■ **読む抜粋**:

•••••

説明

ロールブランケット乾燥装置

【課題】 乾燥効率を高める。
【解決手段】 ブランケットロール1のロール軸心方向と平行な方向にブランケット2の幅寸法に応じて延び、底面をブランケット2の外周面に沿う湾曲形状の流路形成面4とし、その湾曲方向の中央部にロール軸心方向と平行な方向に延びるスリット状の吸込口6を備えてなる乾燥ブロック3を、ブランケット2の外側に配置して、流路形成面4とブランケット2の外周面との間に、空気流路5を形成する。流路形成面4には、ロール軸心方向と平行な方向に延びる乱流形成溝11を設ける。吸引手段9により吸込口6を減圧して空気流路5に両端の空気取入口5aより吸込口6へ向けて空気12を流通させるときに、乱流形成用溝11により空気流れ方向に垂直な乱流の渦を発生させることで、ブランケット2の外周面近傍の空気12を撹拌し、ブランケット2の表面付近の溶剤蒸気圧を常に低減させることで、溶剤の蒸発を促進させる。

•••••

(空間レイアウトの記録)

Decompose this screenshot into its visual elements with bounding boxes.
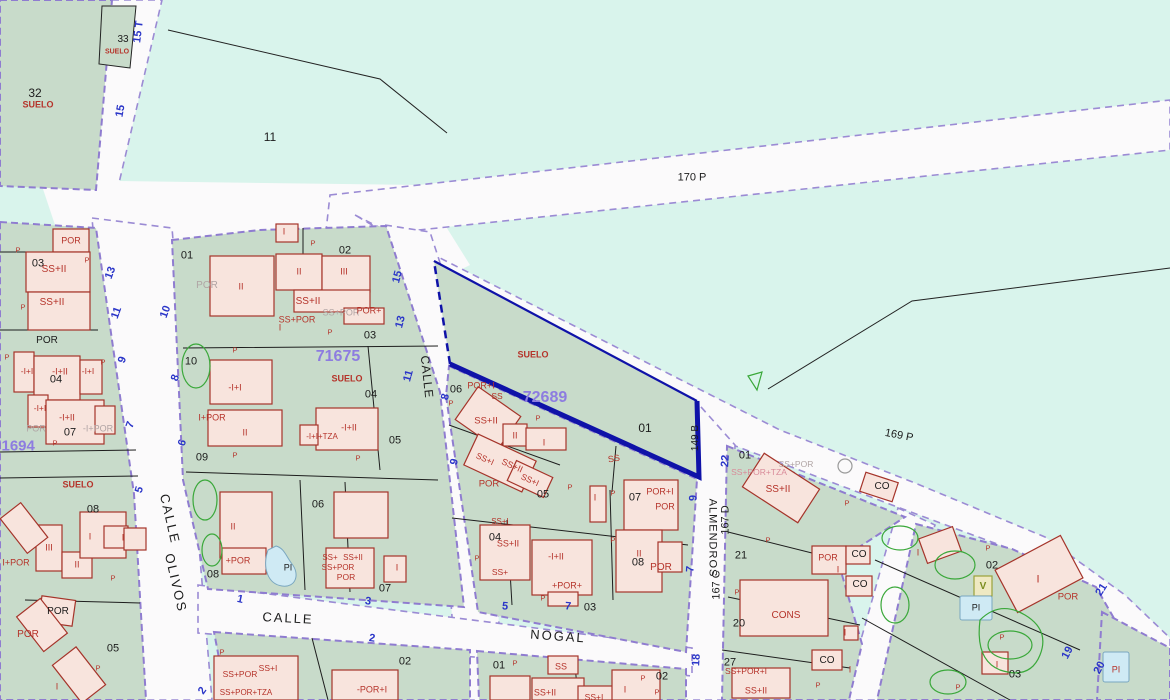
building[interactable] xyxy=(844,626,858,640)
building[interactable] xyxy=(812,650,842,670)
building[interactable] xyxy=(210,360,272,404)
block-parcel-33[interactable] xyxy=(99,6,136,68)
building[interactable] xyxy=(344,308,384,324)
building[interactable] xyxy=(222,548,266,574)
building[interactable] xyxy=(812,546,846,574)
building[interactable] xyxy=(732,668,790,698)
building-cons[interactable] xyxy=(740,580,828,636)
building[interactable] xyxy=(334,492,388,538)
building[interactable] xyxy=(503,424,527,446)
building[interactable] xyxy=(332,670,398,700)
building[interactable] xyxy=(276,224,298,242)
building[interactable] xyxy=(276,254,322,290)
building[interactable] xyxy=(384,556,406,582)
pool[interactable] xyxy=(960,596,992,620)
building[interactable] xyxy=(26,252,90,292)
building[interactable] xyxy=(322,256,370,292)
cadastral-map-canvas[interactable] xyxy=(0,0,1170,700)
building[interactable] xyxy=(316,408,378,450)
building[interactable] xyxy=(624,480,678,530)
building[interactable] xyxy=(548,592,578,606)
building[interactable] xyxy=(846,546,870,564)
building[interactable] xyxy=(532,540,592,595)
building[interactable] xyxy=(490,676,530,700)
building[interactable] xyxy=(34,356,80,400)
building[interactable] xyxy=(548,656,578,674)
building[interactable] xyxy=(846,576,872,596)
cadastral-map-stage: CALLEOLIVOSCALLENOGALCALLEALMENDROS167 D… xyxy=(0,0,1170,700)
building[interactable] xyxy=(14,352,34,392)
building[interactable] xyxy=(95,406,115,434)
block-parcel-32[interactable] xyxy=(0,0,112,190)
building[interactable] xyxy=(124,528,146,550)
building[interactable] xyxy=(326,548,374,588)
building-v[interactable] xyxy=(974,576,992,596)
building[interactable] xyxy=(612,670,660,700)
building[interactable] xyxy=(210,256,274,316)
building[interactable] xyxy=(526,428,566,450)
building[interactable] xyxy=(590,486,606,522)
building[interactable] xyxy=(80,360,102,394)
building[interactable] xyxy=(214,656,298,700)
pool[interactable] xyxy=(1103,652,1129,682)
building[interactable] xyxy=(208,410,282,446)
building[interactable] xyxy=(616,530,662,592)
building[interactable] xyxy=(658,542,682,572)
building[interactable] xyxy=(28,292,90,330)
building[interactable] xyxy=(480,525,530,580)
building[interactable] xyxy=(28,395,48,427)
building[interactable] xyxy=(300,425,318,445)
building[interactable] xyxy=(532,678,584,700)
building[interactable] xyxy=(53,229,89,252)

•••••

■ **取り組む課題**:
1 – 乾燥装置の説明文によると、吸込口6は乾燥ブロック3のどこに備えられているか。
2 – 次の(a)〜(c)が乾燥装置の説明文と合っているかどうかを判定せよ。それぞれ「はい」か「いいえ」で答え、決め手となる本文の語句をそのまま引用すること。
(a) 乾燥ブロック3は、ブランケット2の内側に配置される。
(b) 空気12は、両端の空気取入口5aから吸込口6へ向けて流れる。
(c) 吸込口6は円形の穴である。
3 – 乾燥装置の説明文のうち、「ロールブランケット乾燥装置」を含む語句で始まり「で、溶剤の蒸発を促進させる。」で終わる部分を、一字も変えずに書き写せ。

■ **問題の解答**:
1 – 流路形成面4の湾曲方向の中央部に備えられている。

2 –
(a) いいえ。「ブランケット2の外側に配置して」
(b) はい。「両端の空気取入口5aより吸込口6へ向けて空気12を流通させる」
(c) いいえ。「スリット状の吸込口6」

3 –
ロールブランケット乾燥装置

【課題】 乾燥効率を高める。
【解決手段】 ブランケットロール1のロール軸心方向と平行な方向にブランケット2の幅寸法に応じて延び、底面をブランケット2の外周面に沿う湾曲形状の流路形成面4とし、その湾曲方向の中央部にロール軸心方向と平行な方向に延びるスリット状の吸込口6を備えてなる乾燥ブロック3を、ブランケット2の外側に配置して、流路形成面4とブランケット2の外周面との間に、空気流路5を形成する。流路形成面4には、ロール軸心方向と平行な方向に延びる乱流形成溝11を設ける。吸引手段9により吸込口6を減圧して空気流路5に両端の空気取入口5aより吸込口6へ向けて空気12を流通させるときに、乱流形成用溝11により空気流れ方向に垂直な乱流の渦を発生させることで、ブランケット2の外周面近傍の空気12を撹拌し、ブランケット2の表面付近の溶剤蒸気圧を常に低減させることで、溶剤の蒸発を促進させる。